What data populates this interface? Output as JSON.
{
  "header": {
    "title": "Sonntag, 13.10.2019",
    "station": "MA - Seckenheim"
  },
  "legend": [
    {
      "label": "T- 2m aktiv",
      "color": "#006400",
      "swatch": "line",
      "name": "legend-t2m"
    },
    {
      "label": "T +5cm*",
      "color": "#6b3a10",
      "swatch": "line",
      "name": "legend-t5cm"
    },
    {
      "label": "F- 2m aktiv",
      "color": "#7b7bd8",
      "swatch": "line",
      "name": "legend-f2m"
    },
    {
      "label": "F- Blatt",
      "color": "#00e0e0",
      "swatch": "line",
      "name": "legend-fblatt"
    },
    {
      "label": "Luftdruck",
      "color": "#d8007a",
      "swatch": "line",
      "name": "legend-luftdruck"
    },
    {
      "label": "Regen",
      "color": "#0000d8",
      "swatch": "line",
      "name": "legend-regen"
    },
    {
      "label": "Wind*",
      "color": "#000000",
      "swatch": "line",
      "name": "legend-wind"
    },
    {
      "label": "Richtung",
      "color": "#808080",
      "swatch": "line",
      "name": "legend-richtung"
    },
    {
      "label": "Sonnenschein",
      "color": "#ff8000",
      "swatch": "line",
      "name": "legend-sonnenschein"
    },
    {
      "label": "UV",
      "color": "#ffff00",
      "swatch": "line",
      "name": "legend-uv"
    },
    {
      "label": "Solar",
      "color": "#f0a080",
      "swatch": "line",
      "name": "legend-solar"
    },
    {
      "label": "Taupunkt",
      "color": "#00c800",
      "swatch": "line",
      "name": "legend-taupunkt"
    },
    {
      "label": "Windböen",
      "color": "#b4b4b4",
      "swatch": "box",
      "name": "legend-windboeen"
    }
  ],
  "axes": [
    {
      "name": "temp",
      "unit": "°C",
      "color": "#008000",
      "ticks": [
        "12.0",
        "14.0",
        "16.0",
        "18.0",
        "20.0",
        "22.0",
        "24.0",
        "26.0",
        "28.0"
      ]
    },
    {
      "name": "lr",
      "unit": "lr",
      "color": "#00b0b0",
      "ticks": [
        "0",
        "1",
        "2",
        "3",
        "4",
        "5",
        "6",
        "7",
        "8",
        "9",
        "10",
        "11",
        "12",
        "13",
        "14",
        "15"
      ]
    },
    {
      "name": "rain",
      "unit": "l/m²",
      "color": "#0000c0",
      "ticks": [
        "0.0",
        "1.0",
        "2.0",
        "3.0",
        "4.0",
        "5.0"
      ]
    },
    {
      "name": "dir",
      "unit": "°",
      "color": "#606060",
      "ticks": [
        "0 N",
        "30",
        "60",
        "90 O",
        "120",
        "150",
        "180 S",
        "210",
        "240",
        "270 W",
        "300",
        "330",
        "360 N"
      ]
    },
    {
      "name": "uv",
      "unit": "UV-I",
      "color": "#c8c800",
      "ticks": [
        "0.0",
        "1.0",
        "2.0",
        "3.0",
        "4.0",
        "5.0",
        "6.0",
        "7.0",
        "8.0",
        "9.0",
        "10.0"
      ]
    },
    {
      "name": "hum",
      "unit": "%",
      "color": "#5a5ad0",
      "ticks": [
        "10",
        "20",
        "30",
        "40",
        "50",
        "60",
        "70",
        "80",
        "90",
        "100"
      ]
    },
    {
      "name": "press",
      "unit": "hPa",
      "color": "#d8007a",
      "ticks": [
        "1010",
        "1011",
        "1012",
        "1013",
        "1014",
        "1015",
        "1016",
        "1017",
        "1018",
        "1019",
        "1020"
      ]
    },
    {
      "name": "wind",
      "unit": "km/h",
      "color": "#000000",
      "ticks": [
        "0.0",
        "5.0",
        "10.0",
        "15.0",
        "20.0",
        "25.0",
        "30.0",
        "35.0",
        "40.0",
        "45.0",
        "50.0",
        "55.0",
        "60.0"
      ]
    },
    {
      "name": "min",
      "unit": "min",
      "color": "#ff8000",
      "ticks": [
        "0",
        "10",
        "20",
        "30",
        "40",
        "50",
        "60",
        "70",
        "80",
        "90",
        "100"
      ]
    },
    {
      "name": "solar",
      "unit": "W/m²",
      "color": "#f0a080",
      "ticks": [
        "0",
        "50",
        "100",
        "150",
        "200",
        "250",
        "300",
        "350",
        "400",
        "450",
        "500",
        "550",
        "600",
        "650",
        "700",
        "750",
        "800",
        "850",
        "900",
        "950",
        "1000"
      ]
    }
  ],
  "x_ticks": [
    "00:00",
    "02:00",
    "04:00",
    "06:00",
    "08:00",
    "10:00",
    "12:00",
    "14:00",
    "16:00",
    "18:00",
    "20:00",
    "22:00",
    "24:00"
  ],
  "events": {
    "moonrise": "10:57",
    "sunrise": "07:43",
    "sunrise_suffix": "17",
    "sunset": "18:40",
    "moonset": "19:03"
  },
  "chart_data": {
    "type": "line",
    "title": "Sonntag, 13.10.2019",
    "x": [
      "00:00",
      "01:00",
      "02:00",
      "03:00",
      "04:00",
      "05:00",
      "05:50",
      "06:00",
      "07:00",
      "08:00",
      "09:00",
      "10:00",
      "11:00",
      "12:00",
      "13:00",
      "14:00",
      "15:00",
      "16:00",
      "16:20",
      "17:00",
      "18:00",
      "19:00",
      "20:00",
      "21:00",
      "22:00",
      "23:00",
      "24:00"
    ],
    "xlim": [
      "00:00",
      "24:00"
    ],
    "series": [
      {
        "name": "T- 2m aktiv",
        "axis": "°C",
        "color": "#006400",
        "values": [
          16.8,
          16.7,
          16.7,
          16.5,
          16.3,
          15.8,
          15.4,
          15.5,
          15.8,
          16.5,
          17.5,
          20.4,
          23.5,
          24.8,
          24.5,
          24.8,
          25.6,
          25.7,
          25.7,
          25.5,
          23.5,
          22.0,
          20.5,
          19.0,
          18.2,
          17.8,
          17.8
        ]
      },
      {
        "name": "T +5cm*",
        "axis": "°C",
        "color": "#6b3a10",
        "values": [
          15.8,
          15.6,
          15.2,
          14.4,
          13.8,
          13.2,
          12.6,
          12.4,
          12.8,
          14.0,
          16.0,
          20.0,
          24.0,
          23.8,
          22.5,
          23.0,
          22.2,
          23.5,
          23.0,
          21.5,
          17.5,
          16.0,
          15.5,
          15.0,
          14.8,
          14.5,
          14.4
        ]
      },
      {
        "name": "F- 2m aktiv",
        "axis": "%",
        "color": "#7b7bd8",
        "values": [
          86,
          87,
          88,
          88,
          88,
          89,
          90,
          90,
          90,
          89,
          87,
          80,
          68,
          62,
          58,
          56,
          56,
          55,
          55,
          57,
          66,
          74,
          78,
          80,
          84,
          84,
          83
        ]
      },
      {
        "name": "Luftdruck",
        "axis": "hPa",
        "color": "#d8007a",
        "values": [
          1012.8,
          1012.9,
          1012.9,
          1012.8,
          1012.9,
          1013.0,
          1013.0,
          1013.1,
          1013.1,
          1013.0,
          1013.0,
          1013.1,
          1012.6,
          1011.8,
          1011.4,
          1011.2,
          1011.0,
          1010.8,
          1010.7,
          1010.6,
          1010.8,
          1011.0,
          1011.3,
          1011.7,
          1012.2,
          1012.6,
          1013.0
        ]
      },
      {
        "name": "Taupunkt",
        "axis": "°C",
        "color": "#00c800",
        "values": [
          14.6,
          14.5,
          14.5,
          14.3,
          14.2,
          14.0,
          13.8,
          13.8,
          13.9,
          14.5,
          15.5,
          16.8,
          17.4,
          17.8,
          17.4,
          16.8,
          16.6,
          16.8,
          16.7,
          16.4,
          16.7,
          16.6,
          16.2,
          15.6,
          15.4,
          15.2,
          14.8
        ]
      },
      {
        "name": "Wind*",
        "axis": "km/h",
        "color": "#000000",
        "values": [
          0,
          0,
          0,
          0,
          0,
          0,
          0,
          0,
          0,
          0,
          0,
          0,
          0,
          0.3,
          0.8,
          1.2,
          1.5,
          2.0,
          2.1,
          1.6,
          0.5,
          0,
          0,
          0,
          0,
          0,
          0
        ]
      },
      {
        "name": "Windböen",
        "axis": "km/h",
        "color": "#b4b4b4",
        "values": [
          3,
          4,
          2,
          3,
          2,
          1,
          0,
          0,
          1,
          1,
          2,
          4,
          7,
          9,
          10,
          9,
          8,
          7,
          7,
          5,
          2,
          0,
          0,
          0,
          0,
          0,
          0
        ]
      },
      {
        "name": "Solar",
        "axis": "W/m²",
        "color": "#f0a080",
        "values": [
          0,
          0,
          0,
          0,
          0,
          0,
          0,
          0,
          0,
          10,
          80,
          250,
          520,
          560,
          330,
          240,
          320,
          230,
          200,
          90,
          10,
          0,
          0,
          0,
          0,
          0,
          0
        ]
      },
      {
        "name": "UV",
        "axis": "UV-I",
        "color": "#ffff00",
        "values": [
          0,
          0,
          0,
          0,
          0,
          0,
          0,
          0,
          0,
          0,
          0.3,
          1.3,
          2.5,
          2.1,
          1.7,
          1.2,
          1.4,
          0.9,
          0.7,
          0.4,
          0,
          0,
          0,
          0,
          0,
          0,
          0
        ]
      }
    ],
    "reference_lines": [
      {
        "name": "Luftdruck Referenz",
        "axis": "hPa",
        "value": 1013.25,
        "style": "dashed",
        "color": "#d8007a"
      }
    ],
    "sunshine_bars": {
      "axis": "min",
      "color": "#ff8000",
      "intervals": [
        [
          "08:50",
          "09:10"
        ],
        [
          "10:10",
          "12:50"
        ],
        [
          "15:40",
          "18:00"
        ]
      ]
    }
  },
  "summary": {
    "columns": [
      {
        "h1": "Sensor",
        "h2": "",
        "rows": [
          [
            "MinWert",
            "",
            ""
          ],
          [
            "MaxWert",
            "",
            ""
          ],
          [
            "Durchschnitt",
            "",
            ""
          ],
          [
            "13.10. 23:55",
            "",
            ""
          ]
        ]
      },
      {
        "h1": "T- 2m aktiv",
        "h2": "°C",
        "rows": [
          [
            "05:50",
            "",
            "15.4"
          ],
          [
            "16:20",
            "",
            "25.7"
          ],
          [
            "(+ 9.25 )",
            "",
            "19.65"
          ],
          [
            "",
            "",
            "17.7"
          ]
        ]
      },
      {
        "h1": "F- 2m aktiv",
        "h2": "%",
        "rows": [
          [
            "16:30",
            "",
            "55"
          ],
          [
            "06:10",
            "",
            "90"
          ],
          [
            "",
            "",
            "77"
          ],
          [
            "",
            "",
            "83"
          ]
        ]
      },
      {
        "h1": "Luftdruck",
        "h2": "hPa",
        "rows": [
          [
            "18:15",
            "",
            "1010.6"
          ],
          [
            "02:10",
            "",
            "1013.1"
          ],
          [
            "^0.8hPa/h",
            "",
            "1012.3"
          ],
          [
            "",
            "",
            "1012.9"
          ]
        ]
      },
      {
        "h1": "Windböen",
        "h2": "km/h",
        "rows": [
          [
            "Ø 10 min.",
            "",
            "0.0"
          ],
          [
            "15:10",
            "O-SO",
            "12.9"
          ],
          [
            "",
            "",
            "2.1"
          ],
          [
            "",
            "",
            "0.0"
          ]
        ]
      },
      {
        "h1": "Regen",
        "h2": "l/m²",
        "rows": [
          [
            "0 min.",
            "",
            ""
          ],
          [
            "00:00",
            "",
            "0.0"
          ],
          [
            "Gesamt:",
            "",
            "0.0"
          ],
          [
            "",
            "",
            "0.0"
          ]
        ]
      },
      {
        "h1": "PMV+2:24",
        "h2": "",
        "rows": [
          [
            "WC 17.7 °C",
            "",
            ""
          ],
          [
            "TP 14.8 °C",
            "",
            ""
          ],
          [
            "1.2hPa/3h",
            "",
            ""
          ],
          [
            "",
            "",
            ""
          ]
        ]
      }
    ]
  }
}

Set problem.
Locate each line with the word "unit" and copy it.

Answer to this task.
      "unit": "°C",
      "unit": "lr",
      "unit": "l/m²",
      "unit": "°",
      "unit": "UV-I",
      "unit": "%",
      "unit": "hPa",
      "unit": "km/h",
      "unit": "min",
      "unit": "W/m²",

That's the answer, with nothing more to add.